▶ Work to complete:
Exclude the pictures, then repeat the remaining data exactly.

▶ Task input:
◆ ◆ ◆ ◆

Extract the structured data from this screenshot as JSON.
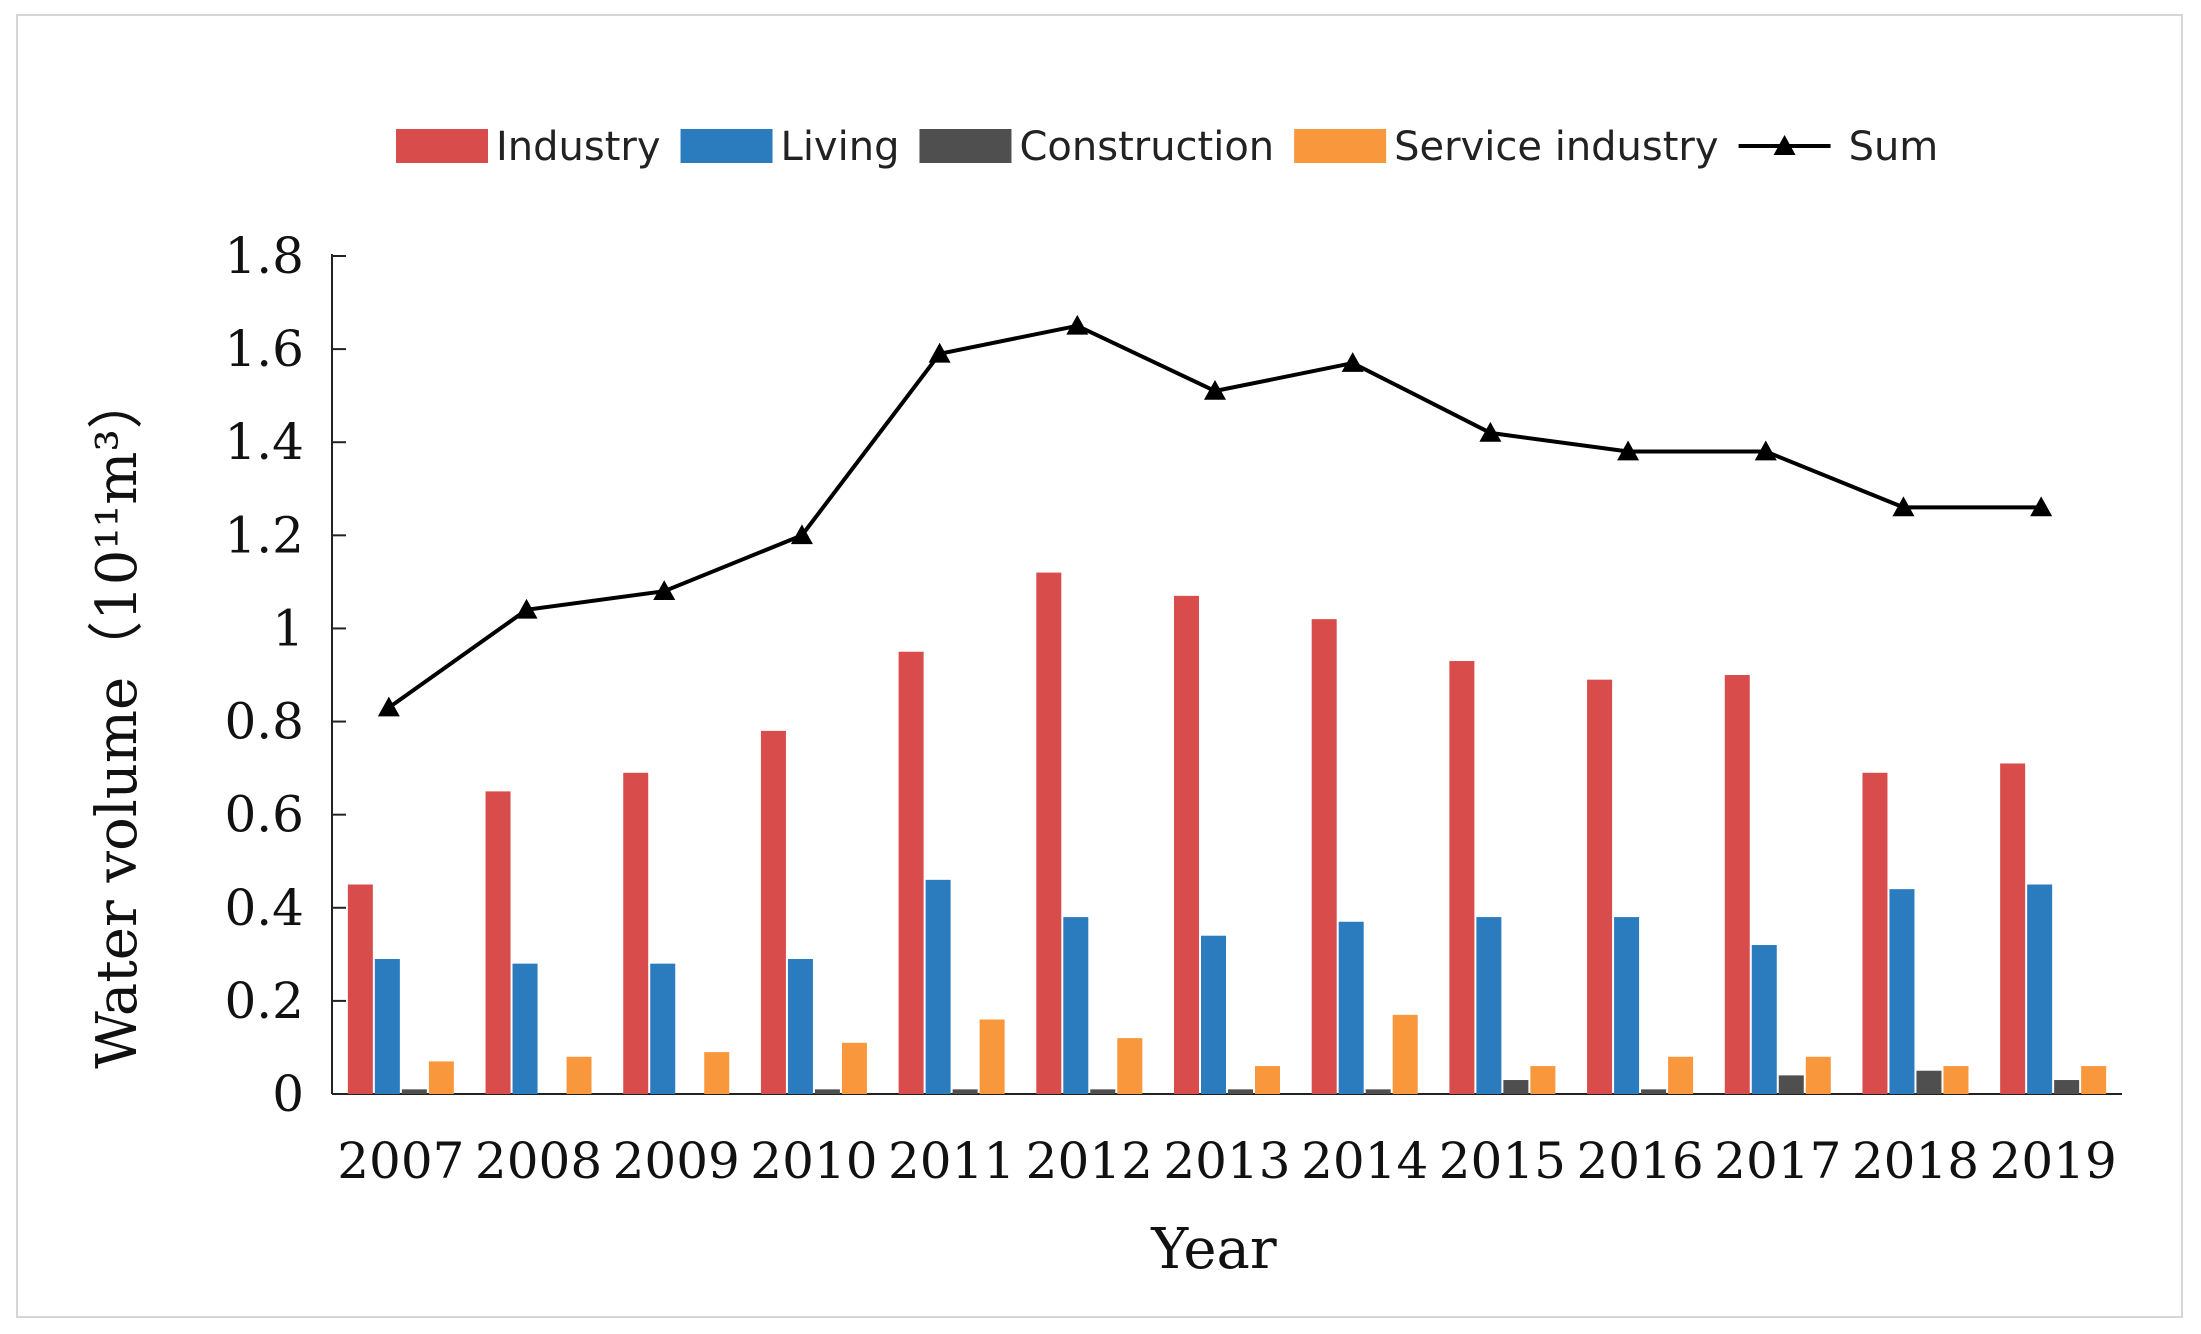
{
  "chart_data": {
    "type": "bar",
    "title": "",
    "xlabel": "Year",
    "ylabel": "Water volume（10¹¹m³）",
    "ylim": [
      0,
      1.8
    ],
    "yticks": [
      "0",
      "0.2",
      "0.4",
      "0.6",
      "0.8",
      "1",
      "1.2",
      "1.4",
      "1.6",
      "1.8"
    ],
    "categories": [
      "2007",
      "2008",
      "2009",
      "2010",
      "2011",
      "2012",
      "2013",
      "2014",
      "2015",
      "2016",
      "2017",
      "2018",
      "2019"
    ],
    "series": [
      {
        "name": "Industry",
        "kind": "bar",
        "color": "#d94c4c",
        "values": [
          0.45,
          0.65,
          0.69,
          0.78,
          0.95,
          1.12,
          1.07,
          1.02,
          0.93,
          0.89,
          0.9,
          0.69,
          0.71
        ]
      },
      {
        "name": "Living",
        "kind": "bar",
        "color": "#2b7bbf",
        "values": [
          0.29,
          0.28,
          0.28,
          0.29,
          0.46,
          0.38,
          0.34,
          0.37,
          0.38,
          0.38,
          0.32,
          0.44,
          0.45
        ]
      },
      {
        "name": "Construction",
        "kind": "bar",
        "color": "#4f4f4f",
        "values": [
          0.01,
          0.0,
          0.0,
          0.01,
          0.01,
          0.01,
          0.01,
          0.01,
          0.03,
          0.01,
          0.04,
          0.05,
          0.03
        ]
      },
      {
        "name": "Service industry",
        "kind": "bar",
        "color": "#f9973d",
        "values": [
          0.07,
          0.08,
          0.09,
          0.11,
          0.16,
          0.12,
          0.06,
          0.17,
          0.06,
          0.08,
          0.08,
          0.06,
          0.06
        ]
      },
      {
        "name": "Sum",
        "kind": "line",
        "color": "#000000",
        "values": [
          0.83,
          1.04,
          1.08,
          1.2,
          1.59,
          1.65,
          1.51,
          1.57,
          1.42,
          1.38,
          1.38,
          1.26,
          1.26
        ]
      }
    ],
    "legend_position": "top-center"
  }
}
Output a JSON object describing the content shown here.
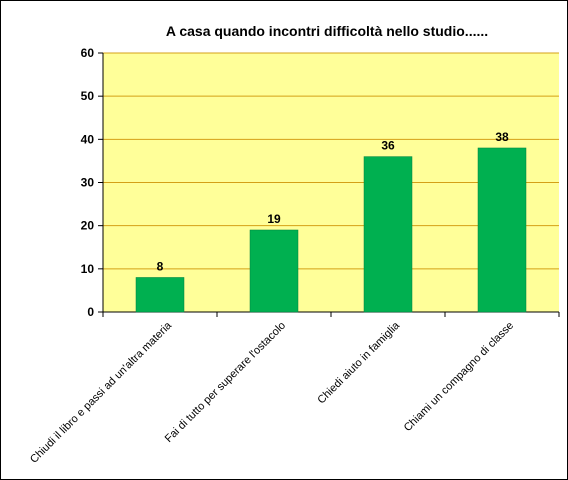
{
  "chart_data": {
    "type": "bar",
    "title": "A casa quando incontri difficoltà nello studio......",
    "xlabel": "",
    "ylabel": "",
    "ylim": [
      0,
      60
    ],
    "yticks": [
      0,
      10,
      20,
      30,
      40,
      50,
      60
    ],
    "grid": true,
    "legend": "none",
    "categories": [
      "Chiudi il libro e passi ad un'altra materia",
      "Fai di tutto per superare l'ostacolo",
      "Chiedi aiuto in famiglia",
      "Chiami un compagno di classe"
    ],
    "values": [
      8,
      19,
      36,
      38
    ],
    "data_labels": [
      "8",
      "19",
      "36",
      "38"
    ],
    "colors": {
      "plot_background": "#FFFF99",
      "bar": "#00B050",
      "grid": "#D4A017",
      "axis": "#000000",
      "frame": "#000000"
    }
  }
}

◆ ◆ ◆ ◆

▶ Exercise output:
Extract the structured data from this screenshot as JSON.
{
  "chart_data": {
    "type": "bar",
    "title": "",
    "xlabel": "Year",
    "ylabel": "Water volume（10¹¹m³）",
    "ylim": [
      0,
      1.8
    ],
    "yticks": [
      "0",
      "0.2",
      "0.4",
      "0.6",
      "0.8",
      "1",
      "1.2",
      "1.4",
      "1.6",
      "1.8"
    ],
    "categories": [
      "2007",
      "2008",
      "2009",
      "2010",
      "2011",
      "2012",
      "2013",
      "2014",
      "2015",
      "2016",
      "2017",
      "2018",
      "2019"
    ],
    "series": [
      {
        "name": "Industry",
        "kind": "bar",
        "color": "#d94c4c",
        "values": [
          0.45,
          0.65,
          0.69,
          0.78,
          0.95,
          1.12,
          1.07,
          1.02,
          0.93,
          0.89,
          0.9,
          0.69,
          0.71
        ]
      },
      {
        "name": "Living",
        "kind": "bar",
        "color": "#2b7bbf",
        "values": [
          0.29,
          0.28,
          0.28,
          0.29,
          0.46,
          0.38,
          0.34,
          0.37,
          0.38,
          0.38,
          0.32,
          0.44,
          0.45
        ]
      },
      {
        "name": "Construction",
        "kind": "bar",
        "color": "#4f4f4f",
        "values": [
          0.01,
          0.0,
          0.0,
          0.01,
          0.01,
          0.01,
          0.01,
          0.01,
          0.03,
          0.01,
          0.04,
          0.05,
          0.03
        ]
      },
      {
        "name": "Service industry",
        "kind": "bar",
        "color": "#f9973d",
        "values": [
          0.07,
          0.08,
          0.09,
          0.11,
          0.16,
          0.12,
          0.06,
          0.17,
          0.06,
          0.08,
          0.08,
          0.06,
          0.06
        ]
      },
      {
        "name": "Sum",
        "kind": "line",
        "color": "#000000",
        "values": [
          0.83,
          1.04,
          1.08,
          1.2,
          1.59,
          1.65,
          1.51,
          1.57,
          1.42,
          1.38,
          1.38,
          1.26,
          1.26
        ]
      }
    ],
    "legend_position": "top-center"
  }
}
Output a JSON object describing the content shown here.
{
  "chart_data": {
    "type": "bar",
    "title": "A casa quando incontri difficoltà nello studio......",
    "xlabel": "",
    "ylabel": "",
    "ylim": [
      0,
      60
    ],
    "yticks": [
      0,
      10,
      20,
      30,
      40,
      50,
      60
    ],
    "grid": true,
    "legend": "none",
    "categories": [
      "Chiudi il libro e passi ad un'altra materia",
      "Fai di tutto per superare l'ostacolo",
      "Chiedi aiuto in famiglia",
      "Chiami un compagno di classe"
    ],
    "values": [
      8,
      19,
      36,
      38
    ],
    "data_labels": [
      "8",
      "19",
      "36",
      "38"
    ],
    "colors": {
      "plot_background": "#FFFF99",
      "bar": "#00B050",
      "grid": "#D4A017",
      "axis": "#000000",
      "frame": "#000000"
    }
  }
}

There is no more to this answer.